> TASK INSTRUCTIONS: In the copy, include every entry exactly but none of the images.

---------- INPUT ----------

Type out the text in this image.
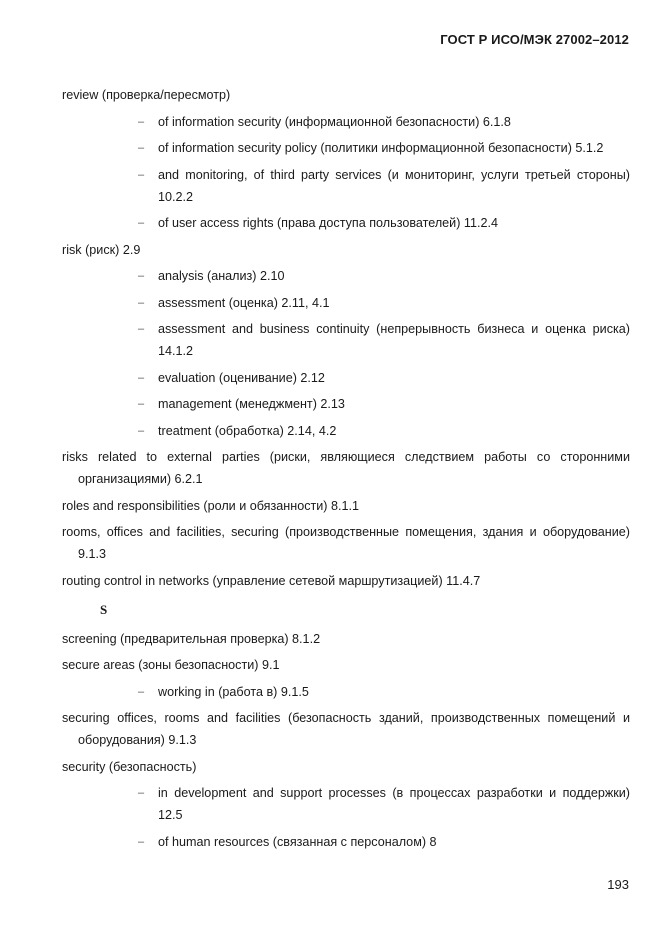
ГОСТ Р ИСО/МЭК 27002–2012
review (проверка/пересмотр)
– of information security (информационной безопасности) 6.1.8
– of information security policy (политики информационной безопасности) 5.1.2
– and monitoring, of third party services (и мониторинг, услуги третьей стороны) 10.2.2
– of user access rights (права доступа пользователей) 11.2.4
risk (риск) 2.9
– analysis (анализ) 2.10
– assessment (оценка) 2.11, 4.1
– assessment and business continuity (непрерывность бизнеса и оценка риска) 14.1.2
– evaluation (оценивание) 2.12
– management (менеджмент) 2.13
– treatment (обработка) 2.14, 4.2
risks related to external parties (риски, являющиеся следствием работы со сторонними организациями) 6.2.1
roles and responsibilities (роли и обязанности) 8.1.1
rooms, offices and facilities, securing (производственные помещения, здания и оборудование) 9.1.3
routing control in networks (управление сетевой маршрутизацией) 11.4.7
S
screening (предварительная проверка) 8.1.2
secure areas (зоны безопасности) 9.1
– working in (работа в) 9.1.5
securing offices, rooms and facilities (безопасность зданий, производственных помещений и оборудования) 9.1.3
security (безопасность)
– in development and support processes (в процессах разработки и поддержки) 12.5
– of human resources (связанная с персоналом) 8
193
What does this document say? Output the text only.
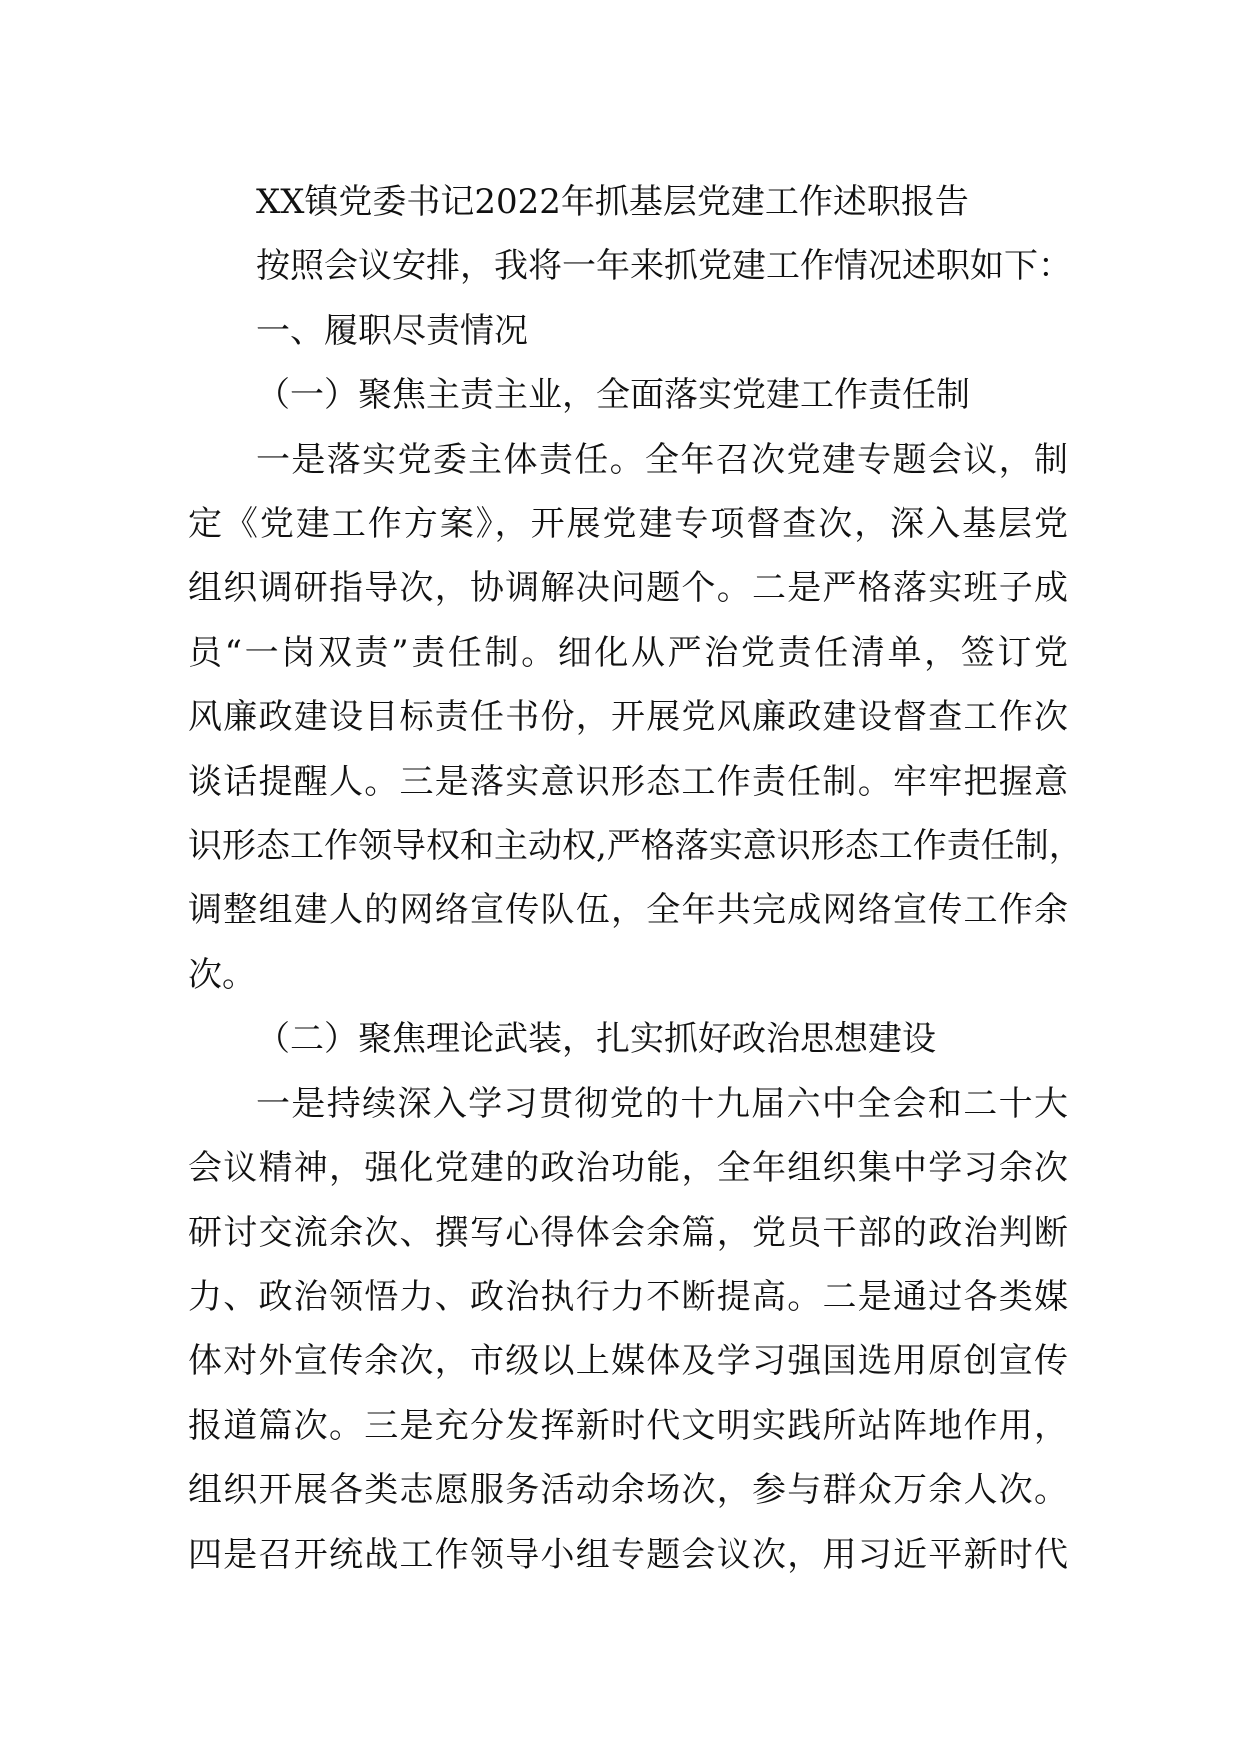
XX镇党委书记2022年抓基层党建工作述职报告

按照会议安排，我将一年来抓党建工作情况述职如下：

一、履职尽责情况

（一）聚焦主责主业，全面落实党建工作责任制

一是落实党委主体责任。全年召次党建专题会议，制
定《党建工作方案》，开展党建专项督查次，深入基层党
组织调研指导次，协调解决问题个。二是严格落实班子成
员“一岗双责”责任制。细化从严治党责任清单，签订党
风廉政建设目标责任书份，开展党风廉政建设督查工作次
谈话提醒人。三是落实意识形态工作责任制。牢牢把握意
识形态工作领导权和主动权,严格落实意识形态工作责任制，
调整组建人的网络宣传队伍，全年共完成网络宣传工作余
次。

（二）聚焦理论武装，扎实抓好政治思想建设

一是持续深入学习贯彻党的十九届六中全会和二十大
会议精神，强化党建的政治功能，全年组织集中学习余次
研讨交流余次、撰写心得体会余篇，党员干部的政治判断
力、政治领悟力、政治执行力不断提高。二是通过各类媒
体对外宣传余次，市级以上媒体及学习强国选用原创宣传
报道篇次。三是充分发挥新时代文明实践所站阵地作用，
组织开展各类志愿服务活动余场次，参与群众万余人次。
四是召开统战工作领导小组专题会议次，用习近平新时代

----------

> TASK ANSWER:
Type out the text in this image.
ГОСТ Р ИСО/МЭК 27002–2012
review (проверка/пересмотр)
– of information security (информационной безопасности) 6.1.8
– of information security policy (политики информационной безопасности) 5.1.2
– and monitoring, of third party services (и мониторинг, услуги третьей стороны) 10.2.2
– of user access rights (права доступа пользователей) 11.2.4
risk (риск) 2.9
– analysis (анализ) 2.10
– assessment (оценка) 2.11, 4.1
– assessment and business continuity (непрерывность бизнеса и оценка риска) 14.1.2
– evaluation (оценивание) 2.12
– management (менеджмент) 2.13
– treatment (обработка) 2.14, 4.2
risks related to external parties (риски, являющиеся следствием работы со сторонними организациями) 6.2.1
roles and responsibilities (роли и обязанности) 8.1.1
rooms, offices and facilities, securing (производственные помещения, здания и оборудование) 9.1.3
routing control in networks (управление сетевой маршрутизацией) 11.4.7
S
screening (предварительная проверка) 8.1.2
secure areas (зоны безопасности) 9.1
– working in (работа в) 9.1.5
securing offices, rooms and facilities (безопасность зданий, производственных помещений и оборудования) 9.1.3
security (безопасность)
– in development and support processes (в процессах разработки и поддержки) 12.5
– of human resources (связанная с персоналом) 8
193
What does this document say? Output the text only.
XX镇党委书记2022年抓基层党建工作述职报告

按照会议安排，我将一年来抓党建工作情况述职如下：

一、履职尽责情况

（一）聚焦主责主业，全面落实党建工作责任制

一是落实党委主体责任。全年召次党建专题会议，制
定《党建工作方案》，开展党建专项督查次，深入基层党
组织调研指导次，协调解决问题个。二是严格落实班子成
员“一岗双责”责任制。细化从严治党责任清单，签订党
风廉政建设目标责任书份，开展党风廉政建设督查工作次
谈话提醒人。三是落实意识形态工作责任制。牢牢把握意
识形态工作领导权和主动权,严格落实意识形态工作责任制，
调整组建人的网络宣传队伍，全年共完成网络宣传工作余
次。

（二）聚焦理论武装，扎实抓好政治思想建设

一是持续深入学习贯彻党的十九届六中全会和二十大
会议精神，强化党建的政治功能，全年组织集中学习余次
研讨交流余次、撰写心得体会余篇，党员干部的政治判断
力、政治领悟力、政治执行力不断提高。二是通过各类媒
体对外宣传余次，市级以上媒体及学习强国选用原创宣传
报道篇次。三是充分发挥新时代文明实践所站阵地作用，
组织开展各类志愿服务活动余场次，参与群众万余人次。
四是召开统战工作领导小组专题会议次，用习近平新时代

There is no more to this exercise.